● Stated task
Quote all entries in full, exactly.
>> begin Source data
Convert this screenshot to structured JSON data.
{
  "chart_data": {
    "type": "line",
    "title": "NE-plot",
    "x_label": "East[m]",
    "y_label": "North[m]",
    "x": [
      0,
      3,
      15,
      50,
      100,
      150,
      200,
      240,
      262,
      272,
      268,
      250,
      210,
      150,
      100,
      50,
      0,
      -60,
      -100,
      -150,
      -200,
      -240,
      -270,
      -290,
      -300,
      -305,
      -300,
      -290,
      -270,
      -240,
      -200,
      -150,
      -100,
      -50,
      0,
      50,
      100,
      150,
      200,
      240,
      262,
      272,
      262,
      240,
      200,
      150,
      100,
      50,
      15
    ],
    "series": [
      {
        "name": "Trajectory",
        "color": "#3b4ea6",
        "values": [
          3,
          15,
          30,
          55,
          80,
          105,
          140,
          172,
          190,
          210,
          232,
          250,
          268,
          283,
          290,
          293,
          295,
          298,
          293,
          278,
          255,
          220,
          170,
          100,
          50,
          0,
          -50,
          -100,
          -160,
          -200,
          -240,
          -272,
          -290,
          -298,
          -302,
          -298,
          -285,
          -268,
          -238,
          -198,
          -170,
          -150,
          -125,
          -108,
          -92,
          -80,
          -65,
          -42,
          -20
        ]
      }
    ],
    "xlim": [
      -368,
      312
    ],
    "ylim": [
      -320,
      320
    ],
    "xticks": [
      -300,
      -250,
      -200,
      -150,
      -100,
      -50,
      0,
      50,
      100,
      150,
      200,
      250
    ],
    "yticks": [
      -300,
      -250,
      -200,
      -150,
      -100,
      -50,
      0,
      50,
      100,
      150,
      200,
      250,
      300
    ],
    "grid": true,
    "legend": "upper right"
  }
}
>> end Source data
● The response
Convert this screenshot to structured JSON data.
{
  "chart_data": {
    "type": "line",
    "title": "NE-plot",
    "x_label": "East[m]",
    "y_label": "North[m]",
    "x": [
      0,
      3,
      15,
      50,
      100,
      150,
      200,
      240,
      262,
      272,
      268,
      250,
      210,
      150,
      100,
      50,
      0,
      -60,
      -100,
      -150,
      -200,
      -240,
      -270,
      -290,
      -300,
      -305,
      -300,
      -290,
      -270,
      -240,
      -200,
      -150,
      -100,
      -50,
      0,
      50,
      100,
      150,
      200,
      240,
      262,
      272,
      262,
      240,
      200,
      150,
      100,
      50,
      15
    ],
    "series": [
      {
        "name": "Trajectory",
        "color": "#3b4ea6",
        "values": [
          3,
          15,
          30,
          55,
          80,
          105,
          140,
          172,
          190,
          210,
          232,
          250,
          268,
          283,
          290,
          293,
          295,
          298,
          293,
          278,
          255,
          220,
          170,
          100,
          50,
          0,
          -50,
          -100,
          -160,
          -200,
          -240,
          -272,
          -290,
          -298,
          -302,
          -298,
          -285,
          -268,
          -238,
          -198,
          -170,
          -150,
          -125,
          -108,
          -92,
          -80,
          -65,
          -42,
          -20
        ]
      }
    ],
    "xlim": [
      -368,
      312
    ],
    "ylim": [
      -320,
      320
    ],
    "xticks": [
      -300,
      -250,
      -200,
      -150,
      -100,
      -50,
      0,
      50,
      100,
      150,
      200,
      250
    ],
    "yticks": [
      -300,
      -250,
      -200,
      -150,
      -100,
      -50,
      0,
      50,
      100,
      150,
      200,
      250,
      300
    ],
    "grid": true,
    "legend": "upper right"
  }
}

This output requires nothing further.